**JOB**
Reproduce every item from the line containing "- y-axis-ticks: 60" down to the line containing "- x-tick-label: -3: [984, 394, 997, 409]", both included, without changing them.

— START MATERIAL PROVIDED —

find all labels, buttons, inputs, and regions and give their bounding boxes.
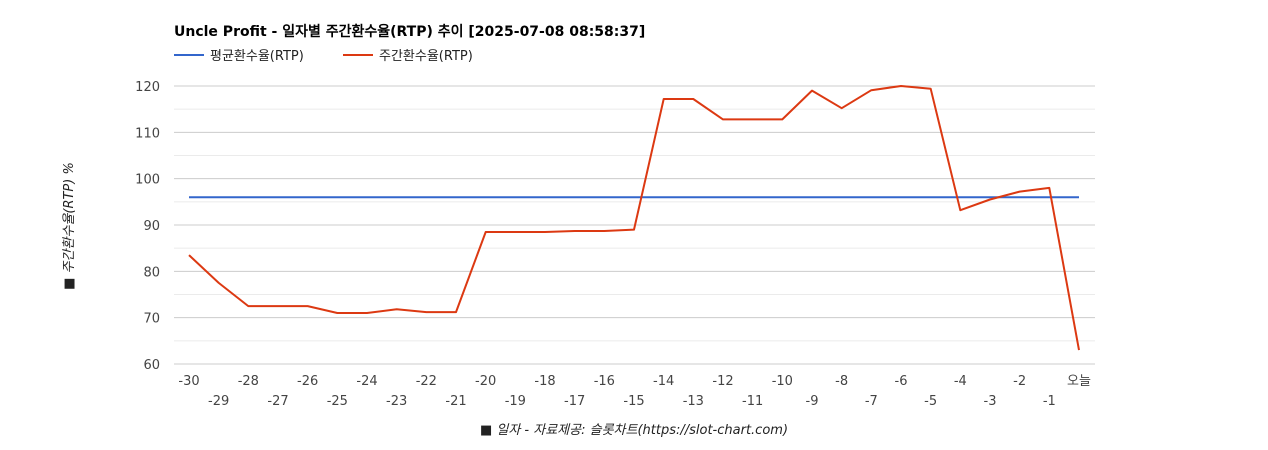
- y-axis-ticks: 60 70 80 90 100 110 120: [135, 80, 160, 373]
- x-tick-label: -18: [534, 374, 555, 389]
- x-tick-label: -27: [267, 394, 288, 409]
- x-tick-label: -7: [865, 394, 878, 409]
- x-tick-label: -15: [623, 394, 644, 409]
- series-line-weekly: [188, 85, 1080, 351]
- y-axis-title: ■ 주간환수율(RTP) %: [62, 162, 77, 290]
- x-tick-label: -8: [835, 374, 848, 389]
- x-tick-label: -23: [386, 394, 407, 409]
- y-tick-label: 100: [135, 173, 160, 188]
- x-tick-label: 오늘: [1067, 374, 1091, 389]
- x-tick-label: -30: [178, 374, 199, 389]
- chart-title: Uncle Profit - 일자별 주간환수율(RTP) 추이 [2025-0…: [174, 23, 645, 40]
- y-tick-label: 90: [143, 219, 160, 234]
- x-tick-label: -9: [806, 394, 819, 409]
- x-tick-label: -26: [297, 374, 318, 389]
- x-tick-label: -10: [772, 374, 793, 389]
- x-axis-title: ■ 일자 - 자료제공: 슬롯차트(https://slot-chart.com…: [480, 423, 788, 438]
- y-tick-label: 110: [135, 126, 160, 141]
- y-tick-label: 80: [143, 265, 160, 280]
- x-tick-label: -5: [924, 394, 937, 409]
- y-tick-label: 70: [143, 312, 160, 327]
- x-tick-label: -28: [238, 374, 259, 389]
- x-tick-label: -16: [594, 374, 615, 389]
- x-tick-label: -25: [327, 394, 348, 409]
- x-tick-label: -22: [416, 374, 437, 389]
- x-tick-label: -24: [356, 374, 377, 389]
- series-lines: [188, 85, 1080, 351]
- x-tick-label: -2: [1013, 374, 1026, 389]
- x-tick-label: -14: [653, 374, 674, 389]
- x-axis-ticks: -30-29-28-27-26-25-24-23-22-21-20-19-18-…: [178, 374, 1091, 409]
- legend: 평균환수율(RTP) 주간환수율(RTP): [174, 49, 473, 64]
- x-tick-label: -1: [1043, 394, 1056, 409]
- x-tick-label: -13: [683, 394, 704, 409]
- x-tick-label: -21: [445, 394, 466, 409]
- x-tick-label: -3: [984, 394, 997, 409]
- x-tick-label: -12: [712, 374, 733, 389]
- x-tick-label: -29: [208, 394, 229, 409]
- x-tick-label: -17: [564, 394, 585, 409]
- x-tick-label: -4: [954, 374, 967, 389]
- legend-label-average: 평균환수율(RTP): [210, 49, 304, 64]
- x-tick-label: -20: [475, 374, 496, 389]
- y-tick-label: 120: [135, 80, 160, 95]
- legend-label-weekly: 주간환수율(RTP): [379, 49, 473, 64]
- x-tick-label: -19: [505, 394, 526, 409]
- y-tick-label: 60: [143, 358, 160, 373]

— END MATERIAL PROVIDED —

**TASK ANSWER**
- y-axis-ticks: 60 70 80 90 100 110 120: [135, 80, 160, 373]
- x-tick-label: -18: [534, 374, 555, 389]
- x-tick-label: -27: [267, 394, 288, 409]
- x-tick-label: -7: [865, 394, 878, 409]
- x-tick-label: -15: [623, 394, 644, 409]
- series-line-weekly: [188, 85, 1080, 351]
- y-axis-title: ■ 주간환수율(RTP) %: [62, 162, 77, 290]
- x-tick-label: -8: [835, 374, 848, 389]
- x-tick-label: -23: [386, 394, 407, 409]
- y-tick-label: 100: [135, 173, 160, 188]
- x-tick-label: 오늘: [1067, 374, 1091, 389]
- x-tick-label: -30: [178, 374, 199, 389]
- chart-title: Uncle Profit - 일자별 주간환수율(RTP) 추이 [2025-0…: [174, 23, 645, 40]
- y-tick-label: 90: [143, 219, 160, 234]
- x-tick-label: -9: [806, 394, 819, 409]
- x-tick-label: -26: [297, 374, 318, 389]
- x-tick-label: -10: [772, 374, 793, 389]
- x-axis-title: ■ 일자 - 자료제공: 슬롯차트(https://slot-chart.com…: [480, 423, 788, 438]
- y-tick-label: 110: [135, 126, 160, 141]
- y-tick-label: 80: [143, 265, 160, 280]
- x-tick-label: -5: [924, 394, 937, 409]
- y-tick-label: 70: [143, 312, 160, 327]
- x-tick-label: -28: [238, 374, 259, 389]
- x-tick-label: -16: [594, 374, 615, 389]
- x-tick-label: -25: [327, 394, 348, 409]
- x-tick-label: -22: [416, 374, 437, 389]
- x-tick-label: -24: [356, 374, 377, 389]
- series-lines: [188, 85, 1080, 351]
- x-tick-label: -2: [1013, 374, 1026, 389]
- x-tick-label: -14: [653, 374, 674, 389]
- x-axis-ticks: -30-29-28-27-26-25-24-23-22-21-20-19-18-…: [178, 374, 1091, 409]
- legend: 평균환수율(RTP) 주간환수율(RTP): [174, 49, 473, 64]
- x-tick-label: -1: [1043, 394, 1056, 409]
- x-tick-label: -13: [683, 394, 704, 409]
- x-tick-label: -21: [445, 394, 466, 409]
- x-tick-label: -3: [984, 394, 997, 409]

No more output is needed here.